REQUIRED TASK:
Retype all the records with nothing changed.

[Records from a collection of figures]
________________________

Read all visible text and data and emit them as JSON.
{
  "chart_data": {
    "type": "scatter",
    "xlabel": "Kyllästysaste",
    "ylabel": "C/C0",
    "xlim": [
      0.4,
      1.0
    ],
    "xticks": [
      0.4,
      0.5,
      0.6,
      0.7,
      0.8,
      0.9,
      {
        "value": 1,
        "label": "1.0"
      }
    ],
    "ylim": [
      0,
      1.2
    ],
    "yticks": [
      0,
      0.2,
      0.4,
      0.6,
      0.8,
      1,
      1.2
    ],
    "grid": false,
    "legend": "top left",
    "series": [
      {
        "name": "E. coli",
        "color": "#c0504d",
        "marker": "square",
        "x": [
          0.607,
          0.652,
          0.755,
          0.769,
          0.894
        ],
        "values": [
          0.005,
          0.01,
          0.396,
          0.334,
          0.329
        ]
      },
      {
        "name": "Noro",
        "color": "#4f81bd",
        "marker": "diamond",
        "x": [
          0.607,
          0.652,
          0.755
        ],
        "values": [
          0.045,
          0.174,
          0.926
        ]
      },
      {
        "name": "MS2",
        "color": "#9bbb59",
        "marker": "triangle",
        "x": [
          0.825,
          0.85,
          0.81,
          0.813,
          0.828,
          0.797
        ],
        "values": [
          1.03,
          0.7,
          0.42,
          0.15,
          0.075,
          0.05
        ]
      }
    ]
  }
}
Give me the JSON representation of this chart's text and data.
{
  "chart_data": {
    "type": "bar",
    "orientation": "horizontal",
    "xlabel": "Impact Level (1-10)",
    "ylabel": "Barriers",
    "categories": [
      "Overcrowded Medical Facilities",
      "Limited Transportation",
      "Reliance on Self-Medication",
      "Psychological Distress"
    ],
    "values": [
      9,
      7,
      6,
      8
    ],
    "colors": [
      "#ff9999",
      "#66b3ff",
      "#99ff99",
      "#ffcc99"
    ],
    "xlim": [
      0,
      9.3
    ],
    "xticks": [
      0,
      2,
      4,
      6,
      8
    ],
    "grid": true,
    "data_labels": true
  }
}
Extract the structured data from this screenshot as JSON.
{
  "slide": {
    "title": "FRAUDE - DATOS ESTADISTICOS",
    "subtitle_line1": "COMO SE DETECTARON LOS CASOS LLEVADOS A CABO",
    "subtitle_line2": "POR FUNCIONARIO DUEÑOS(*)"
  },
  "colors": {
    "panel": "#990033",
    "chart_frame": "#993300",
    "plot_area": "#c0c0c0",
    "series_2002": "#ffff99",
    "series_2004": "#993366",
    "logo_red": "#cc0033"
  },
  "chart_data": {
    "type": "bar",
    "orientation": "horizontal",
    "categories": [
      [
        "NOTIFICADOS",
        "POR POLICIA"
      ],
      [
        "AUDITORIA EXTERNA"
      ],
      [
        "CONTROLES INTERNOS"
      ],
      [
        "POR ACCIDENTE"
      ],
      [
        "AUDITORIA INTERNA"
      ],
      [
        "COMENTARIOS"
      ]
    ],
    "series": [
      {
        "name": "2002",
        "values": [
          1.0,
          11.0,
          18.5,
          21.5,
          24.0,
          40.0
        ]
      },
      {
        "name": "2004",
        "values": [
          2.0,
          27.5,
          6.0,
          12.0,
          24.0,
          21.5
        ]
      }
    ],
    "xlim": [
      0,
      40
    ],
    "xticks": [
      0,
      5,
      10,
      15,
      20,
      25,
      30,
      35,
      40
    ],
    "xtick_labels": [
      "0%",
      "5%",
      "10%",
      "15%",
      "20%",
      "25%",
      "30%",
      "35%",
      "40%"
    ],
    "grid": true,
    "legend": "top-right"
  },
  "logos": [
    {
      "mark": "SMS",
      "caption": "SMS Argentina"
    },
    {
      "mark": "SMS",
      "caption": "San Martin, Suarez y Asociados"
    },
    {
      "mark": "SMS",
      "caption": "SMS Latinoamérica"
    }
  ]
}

________________________

RESULT:
Read all visible text and data and emit them as JSON.
{
  "chart_data": {
    "type": "scatter",
    "xlabel": "Kyllästysaste",
    "ylabel": "C/C0",
    "xlim": [
      0.4,
      1.0
    ],
    "xticks": [
      0.4,
      0.5,
      0.6,
      0.7,
      0.8,
      0.9,
      {
        "value": 1,
        "label": "1.0"
      }
    ],
    "ylim": [
      0,
      1.2
    ],
    "yticks": [
      0,
      0.2,
      0.4,
      0.6,
      0.8,
      1,
      1.2
    ],
    "grid": false,
    "legend": "top left",
    "series": [
      {
        "name": "E. coli",
        "color": "#c0504d",
        "marker": "square",
        "x": [
          0.607,
          0.652,
          0.755,
          0.769,
          0.894
        ],
        "values": [
          0.005,
          0.01,
          0.396,
          0.334,
          0.329
        ]
      },
      {
        "name": "Noro",
        "color": "#4f81bd",
        "marker": "diamond",
        "x": [
          0.607,
          0.652,
          0.755
        ],
        "values": [
          0.045,
          0.174,
          0.926
        ]
      },
      {
        "name": "MS2",
        "color": "#9bbb59",
        "marker": "triangle",
        "x": [
          0.825,
          0.85,
          0.81,
          0.813,
          0.828,
          0.797
        ],
        "values": [
          1.03,
          0.7,
          0.42,
          0.15,
          0.075,
          0.05
        ]
      }
    ]
  }
}
Give me the JSON representation of this chart's text and data.
{
  "chart_data": {
    "type": "bar",
    "orientation": "horizontal",
    "xlabel": "Impact Level (1-10)",
    "ylabel": "Barriers",
    "categories": [
      "Overcrowded Medical Facilities",
      "Limited Transportation",
      "Reliance on Self-Medication",
      "Psychological Distress"
    ],
    "values": [
      9,
      7,
      6,
      8
    ],
    "colors": [
      "#ff9999",
      "#66b3ff",
      "#99ff99",
      "#ffcc99"
    ],
    "xlim": [
      0,
      9.3
    ],
    "xticks": [
      0,
      2,
      4,
      6,
      8
    ],
    "grid": true,
    "data_labels": true
  }
}
Extract the structured data from this screenshot as JSON.
{
  "slide": {
    "title": "FRAUDE - DATOS ESTADISTICOS",
    "subtitle_line1": "COMO SE DETECTARON LOS CASOS LLEVADOS A CABO",
    "subtitle_line2": "POR FUNCIONARIO DUEÑOS(*)"
  },
  "colors": {
    "panel": "#990033",
    "chart_frame": "#993300",
    "plot_area": "#c0c0c0",
    "series_2002": "#ffff99",
    "series_2004": "#993366",
    "logo_red": "#cc0033"
  },
  "chart_data": {
    "type": "bar",
    "orientation": "horizontal",
    "categories": [
      [
        "NOTIFICADOS",
        "POR POLICIA"
      ],
      [
        "AUDITORIA EXTERNA"
      ],
      [
        "CONTROLES INTERNOS"
      ],
      [
        "POR ACCIDENTE"
      ],
      [
        "AUDITORIA INTERNA"
      ],
      [
        "COMENTARIOS"
      ]
    ],
    "series": [
      {
        "name": "2002",
        "values": [
          1.0,
          11.0,
          18.5,
          21.5,
          24.0,
          40.0
        ]
      },
      {
        "name": "2004",
        "values": [
          2.0,
          27.5,
          6.0,
          12.0,
          24.0,
          21.5
        ]
      }
    ],
    "xlim": [
      0,
      40
    ],
    "xticks": [
      0,
      5,
      10,
      15,
      20,
      25,
      30,
      35,
      40
    ],
    "xtick_labels": [
      "0%",
      "5%",
      "10%",
      "15%",
      "20%",
      "25%",
      "30%",
      "35%",
      "40%"
    ],
    "grid": true,
    "legend": "top-right"
  },
  "logos": [
    {
      "mark": "SMS",
      "caption": "SMS Argentina"
    },
    {
      "mark": "SMS",
      "caption": "San Martin, Suarez y Asociados"
    },
    {
      "mark": "SMS",
      "caption": "SMS Latinoamérica"
    }
  ]
}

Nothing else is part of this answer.